▶ [WHAT TO PRODUCE]: Select from the records below every line that has the word "this" in it.

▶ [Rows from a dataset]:
* START *
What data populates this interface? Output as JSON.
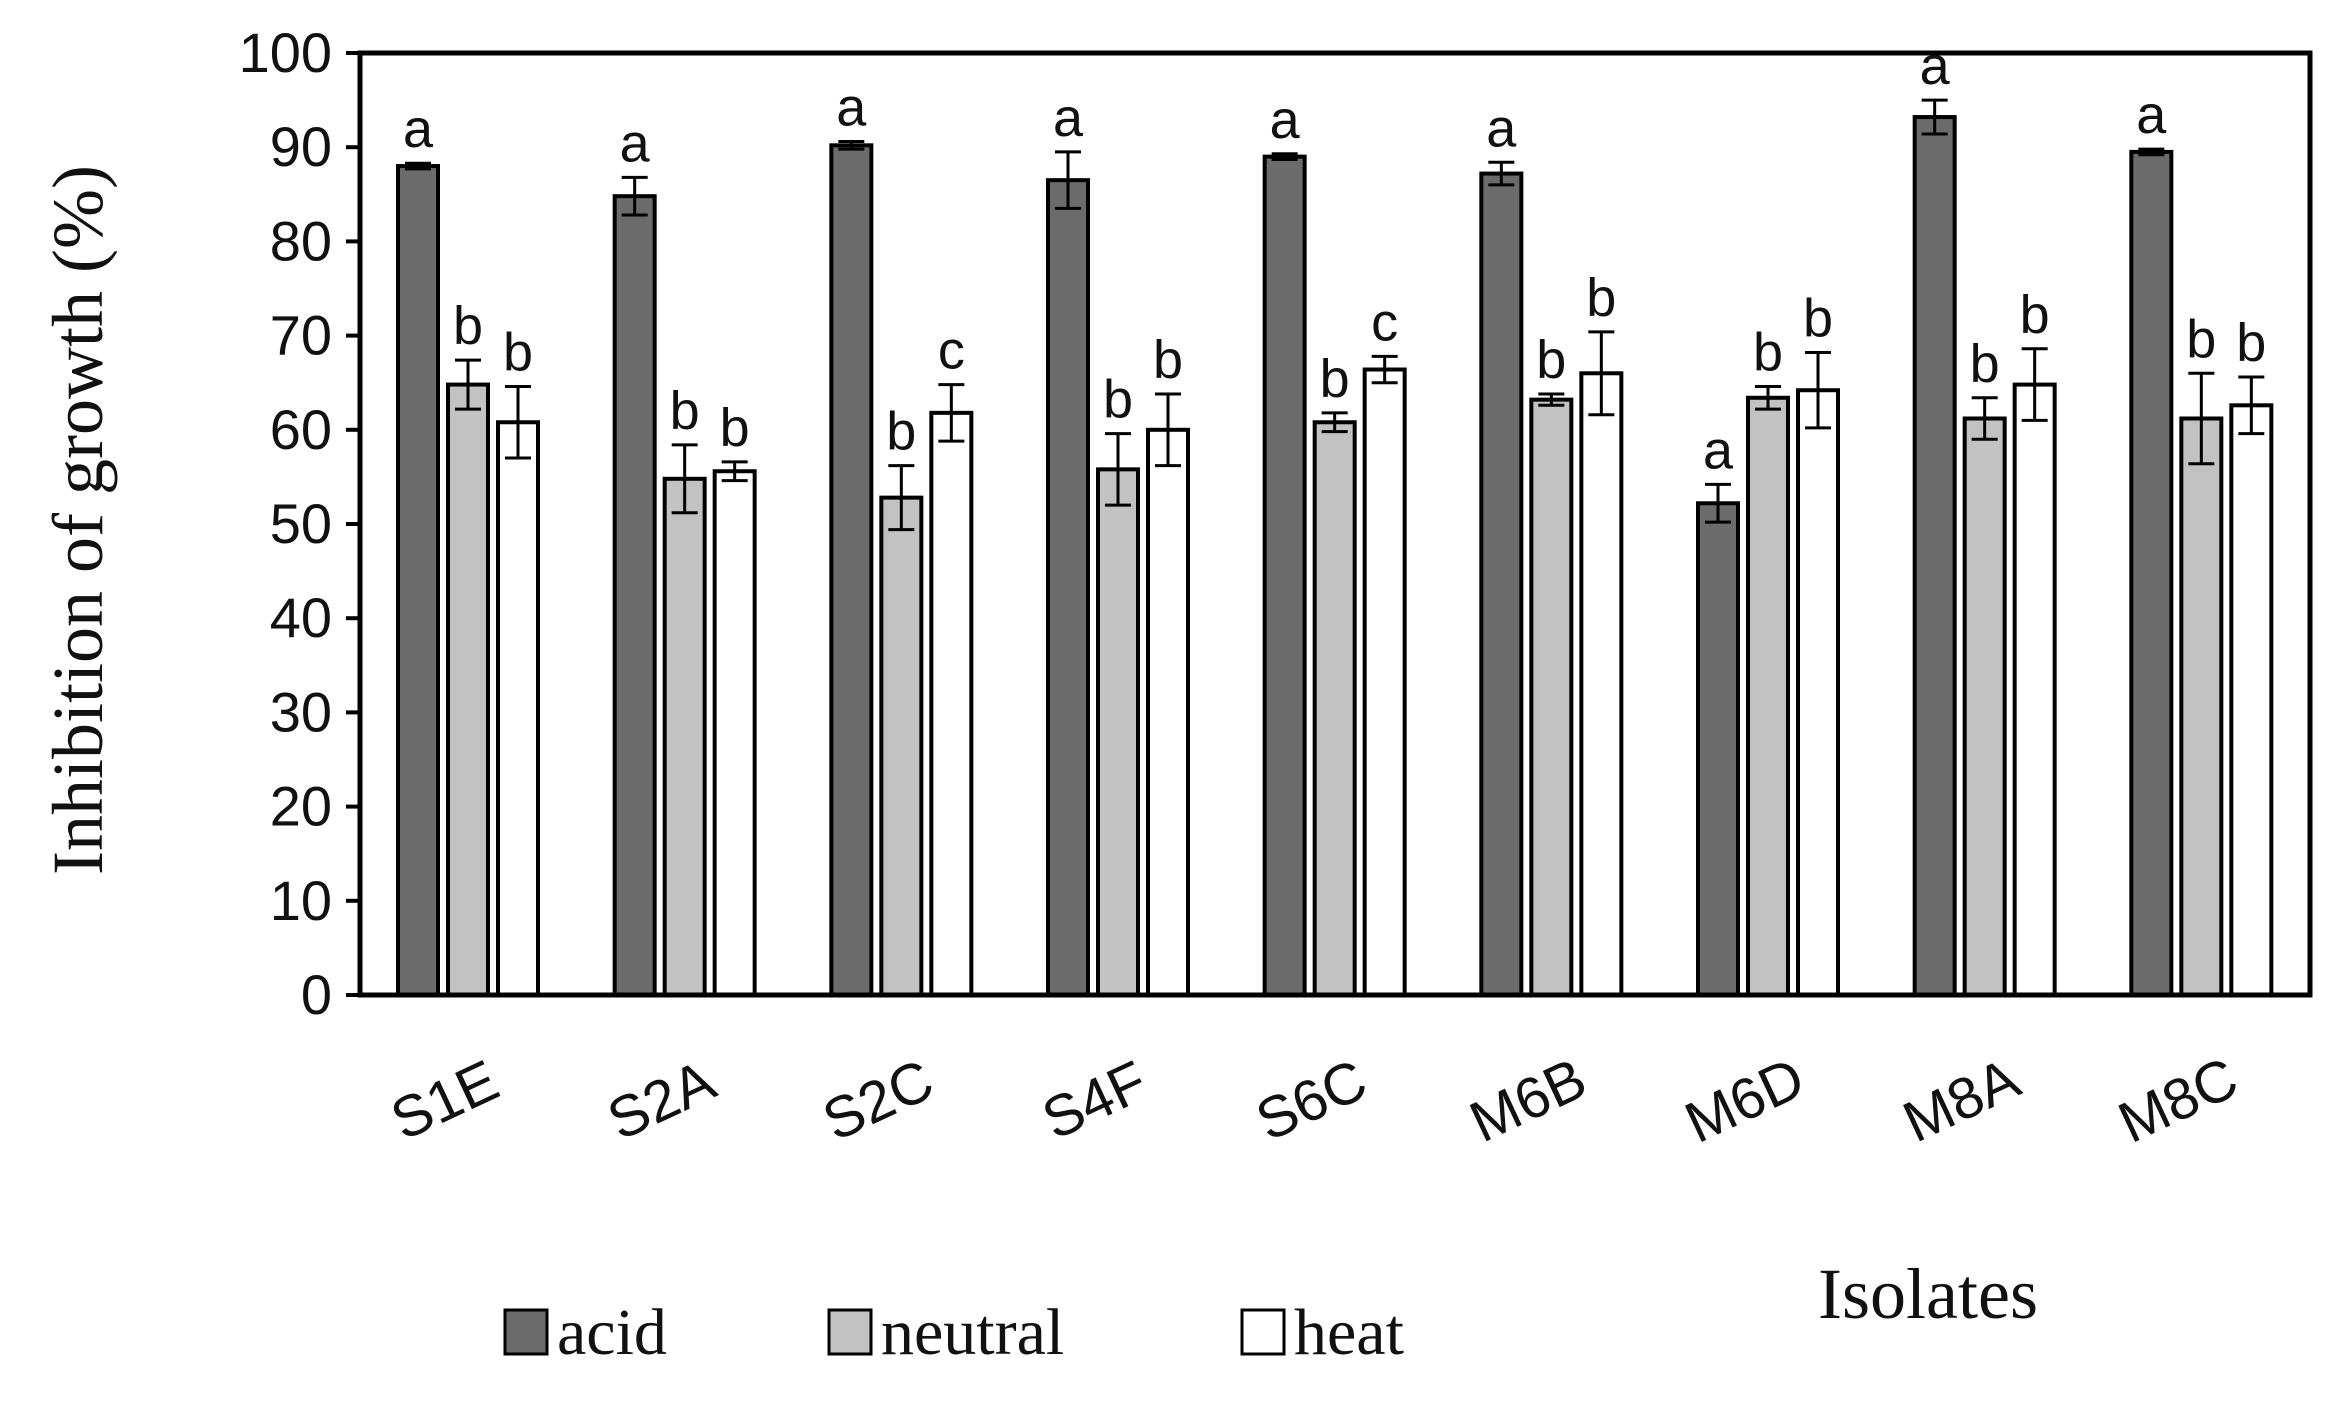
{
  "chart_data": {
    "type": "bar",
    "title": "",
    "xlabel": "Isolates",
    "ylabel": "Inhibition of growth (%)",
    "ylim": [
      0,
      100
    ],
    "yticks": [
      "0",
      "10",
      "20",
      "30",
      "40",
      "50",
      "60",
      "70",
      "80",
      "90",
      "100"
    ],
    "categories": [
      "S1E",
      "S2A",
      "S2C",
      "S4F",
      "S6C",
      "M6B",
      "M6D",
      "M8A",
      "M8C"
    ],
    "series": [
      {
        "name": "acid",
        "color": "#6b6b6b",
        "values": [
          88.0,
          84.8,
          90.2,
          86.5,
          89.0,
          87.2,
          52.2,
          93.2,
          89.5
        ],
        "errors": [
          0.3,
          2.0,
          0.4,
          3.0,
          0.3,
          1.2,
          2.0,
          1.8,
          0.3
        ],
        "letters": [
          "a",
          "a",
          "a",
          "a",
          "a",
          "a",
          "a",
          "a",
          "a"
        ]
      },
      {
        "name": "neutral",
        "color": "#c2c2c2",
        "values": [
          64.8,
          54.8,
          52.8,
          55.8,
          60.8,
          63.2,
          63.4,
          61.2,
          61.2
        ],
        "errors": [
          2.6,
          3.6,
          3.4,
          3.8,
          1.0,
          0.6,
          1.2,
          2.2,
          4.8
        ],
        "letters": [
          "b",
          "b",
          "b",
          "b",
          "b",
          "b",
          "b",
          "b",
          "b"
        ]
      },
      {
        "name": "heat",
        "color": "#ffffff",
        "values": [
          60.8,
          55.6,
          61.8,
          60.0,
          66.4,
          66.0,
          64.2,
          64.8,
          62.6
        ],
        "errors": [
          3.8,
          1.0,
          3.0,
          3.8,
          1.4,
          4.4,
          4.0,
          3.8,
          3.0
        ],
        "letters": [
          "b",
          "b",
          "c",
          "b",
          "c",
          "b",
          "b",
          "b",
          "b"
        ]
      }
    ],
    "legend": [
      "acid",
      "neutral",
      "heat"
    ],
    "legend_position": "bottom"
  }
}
* END *
* START *
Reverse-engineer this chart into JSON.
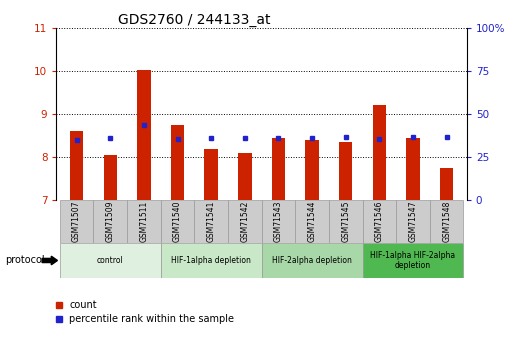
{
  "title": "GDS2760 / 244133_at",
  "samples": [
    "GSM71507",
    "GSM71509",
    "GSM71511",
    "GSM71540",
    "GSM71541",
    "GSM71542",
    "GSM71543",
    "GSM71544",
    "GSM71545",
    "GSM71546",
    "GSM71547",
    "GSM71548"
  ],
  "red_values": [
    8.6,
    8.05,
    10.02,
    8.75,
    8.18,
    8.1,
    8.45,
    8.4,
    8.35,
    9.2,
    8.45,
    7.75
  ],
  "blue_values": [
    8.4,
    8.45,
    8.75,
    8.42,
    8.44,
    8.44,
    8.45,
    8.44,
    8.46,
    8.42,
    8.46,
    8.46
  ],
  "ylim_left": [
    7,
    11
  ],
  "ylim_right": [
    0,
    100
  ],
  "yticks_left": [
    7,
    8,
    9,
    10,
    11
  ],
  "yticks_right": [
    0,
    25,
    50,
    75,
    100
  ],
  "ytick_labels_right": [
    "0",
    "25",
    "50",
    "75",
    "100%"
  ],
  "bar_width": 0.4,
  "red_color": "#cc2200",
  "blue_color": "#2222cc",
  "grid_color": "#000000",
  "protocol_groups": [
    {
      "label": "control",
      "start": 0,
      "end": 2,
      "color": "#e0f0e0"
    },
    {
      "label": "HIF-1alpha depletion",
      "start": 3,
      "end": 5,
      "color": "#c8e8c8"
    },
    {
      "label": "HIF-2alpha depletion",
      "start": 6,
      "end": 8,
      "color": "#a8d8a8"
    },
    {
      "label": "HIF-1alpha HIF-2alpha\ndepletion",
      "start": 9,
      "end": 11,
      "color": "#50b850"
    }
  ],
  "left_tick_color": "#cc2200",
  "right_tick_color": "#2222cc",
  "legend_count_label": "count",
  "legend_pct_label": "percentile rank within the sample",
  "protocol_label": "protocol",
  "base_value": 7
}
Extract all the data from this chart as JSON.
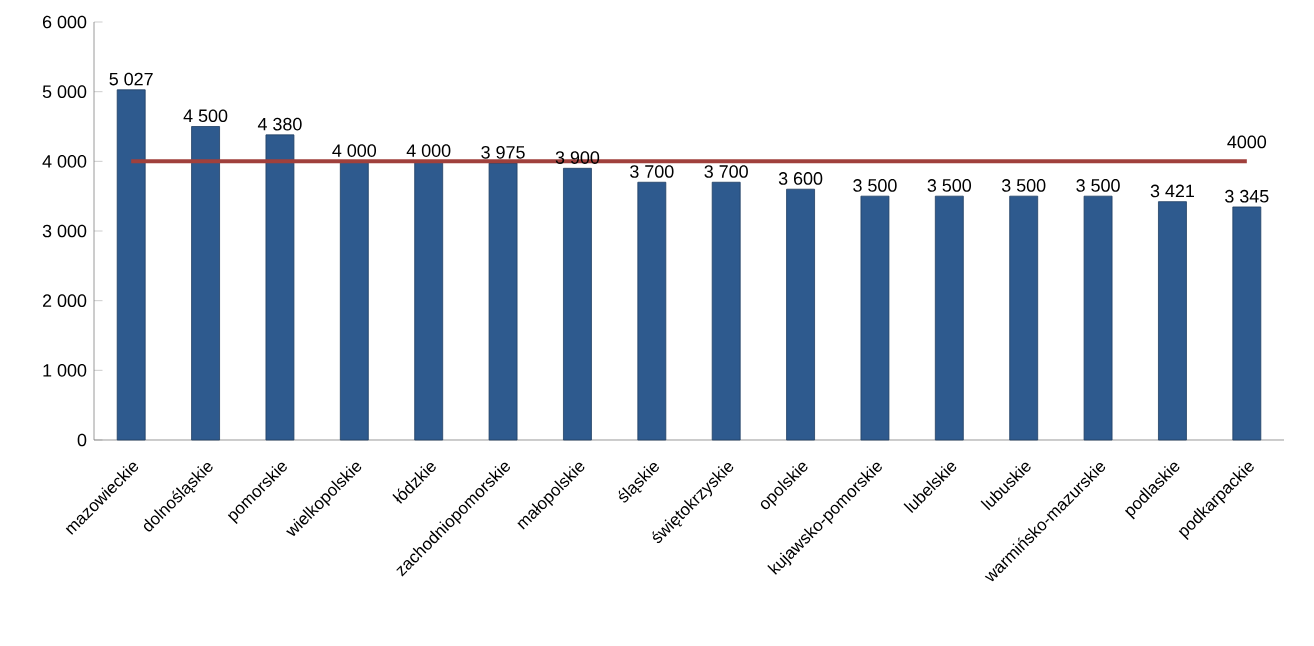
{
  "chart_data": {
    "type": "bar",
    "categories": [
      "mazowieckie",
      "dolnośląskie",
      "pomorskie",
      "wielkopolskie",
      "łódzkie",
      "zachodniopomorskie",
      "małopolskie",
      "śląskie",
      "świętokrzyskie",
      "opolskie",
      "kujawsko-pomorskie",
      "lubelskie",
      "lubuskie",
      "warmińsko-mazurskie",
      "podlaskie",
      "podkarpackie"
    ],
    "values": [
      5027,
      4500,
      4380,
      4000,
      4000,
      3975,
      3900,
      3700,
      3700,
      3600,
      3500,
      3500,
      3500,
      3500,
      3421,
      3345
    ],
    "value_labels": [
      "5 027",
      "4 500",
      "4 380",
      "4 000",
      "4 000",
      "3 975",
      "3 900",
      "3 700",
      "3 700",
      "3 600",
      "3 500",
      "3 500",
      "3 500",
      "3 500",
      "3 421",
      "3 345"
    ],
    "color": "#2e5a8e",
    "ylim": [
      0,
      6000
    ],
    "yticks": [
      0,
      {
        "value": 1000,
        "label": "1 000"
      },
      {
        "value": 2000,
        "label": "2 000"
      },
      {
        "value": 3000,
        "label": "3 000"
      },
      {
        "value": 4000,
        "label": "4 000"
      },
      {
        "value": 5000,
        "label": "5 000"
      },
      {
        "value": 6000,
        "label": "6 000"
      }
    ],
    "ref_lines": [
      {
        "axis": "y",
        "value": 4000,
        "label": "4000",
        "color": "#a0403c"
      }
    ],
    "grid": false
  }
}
* END *
▶ [COMPLETED TASK]:
What data populates this interface? Output as JSON.
Reverse-engineer this chart into JSON.
Extract all the data from this chart as JSON.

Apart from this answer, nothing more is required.